From 1906-1913 Sámi politics thrived and in 1917, in association with the Brurskanken Sámi Women's Association, the first pan-nordic Sámi National Assembly was held in Trondheim on February 6. Elsa served as the chairwoman and gave the opening speech at the assembly followed other prominent Sámi voices such as Daniel Mortenson and Torkel Tomasson. The assembly gathered around 150 participants and discussed issues such as reindeer herding, education, and further organizing. During the assembly Torkel Tomasson gathered support for a Sámi newspaper, Samefolkets Egen Tidning, that still runs to this day under the name Samefolket (The Sámi People).

== Death and legacy ==
Elsa Laula Renberg died at the age of 53 of tuberculosis in Brønnøy Municipality. She is hailed as one of the foremost influential Sámi activists and politicians. She fought against discrimination via Sweden's “Lapp ska vara lapp” policies and advocated for political organization for Sámi rights.

In 2017 her birthday (November 29) was recognized as Sámi national flag day. The Assembly of 1917 that she organized, is seen as a galvanizing event for Sámi politics and national identity and February 6, the first day of the Sámi Assembly of 1917, is now Sámi National Day.

The formation of the Assembly of 1917 also led to the development of Sámi Council and Sámi parliaments in Norway, Finland, and Sweden who continue to advocate for Sámi rights and issues.

* [WORK REQUEST] In the text on Elsa Laula Renberg, what name does the Sámi newspaper Samefolkets Egen Tidning run under today?

(Page layout parsing data)
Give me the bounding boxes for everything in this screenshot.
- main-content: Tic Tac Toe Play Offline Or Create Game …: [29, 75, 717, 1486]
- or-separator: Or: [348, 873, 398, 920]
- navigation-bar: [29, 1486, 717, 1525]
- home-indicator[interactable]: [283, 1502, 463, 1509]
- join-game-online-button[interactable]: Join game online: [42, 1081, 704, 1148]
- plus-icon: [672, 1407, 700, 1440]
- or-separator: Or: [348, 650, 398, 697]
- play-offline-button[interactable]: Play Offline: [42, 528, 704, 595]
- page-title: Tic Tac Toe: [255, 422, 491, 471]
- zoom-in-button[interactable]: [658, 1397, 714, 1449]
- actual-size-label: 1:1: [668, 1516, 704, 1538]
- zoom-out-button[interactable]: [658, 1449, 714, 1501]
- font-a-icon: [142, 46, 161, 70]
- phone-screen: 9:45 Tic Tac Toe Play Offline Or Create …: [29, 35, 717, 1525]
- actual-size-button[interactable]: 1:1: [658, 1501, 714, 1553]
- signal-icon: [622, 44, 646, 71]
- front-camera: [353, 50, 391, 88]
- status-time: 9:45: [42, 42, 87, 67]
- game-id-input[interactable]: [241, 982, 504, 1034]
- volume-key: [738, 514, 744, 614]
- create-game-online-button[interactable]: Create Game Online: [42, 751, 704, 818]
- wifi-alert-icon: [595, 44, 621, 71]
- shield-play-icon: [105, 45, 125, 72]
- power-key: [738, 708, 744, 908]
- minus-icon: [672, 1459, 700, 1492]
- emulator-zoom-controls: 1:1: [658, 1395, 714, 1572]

* [TASK ANSWER] Samefolket (The Sámi People)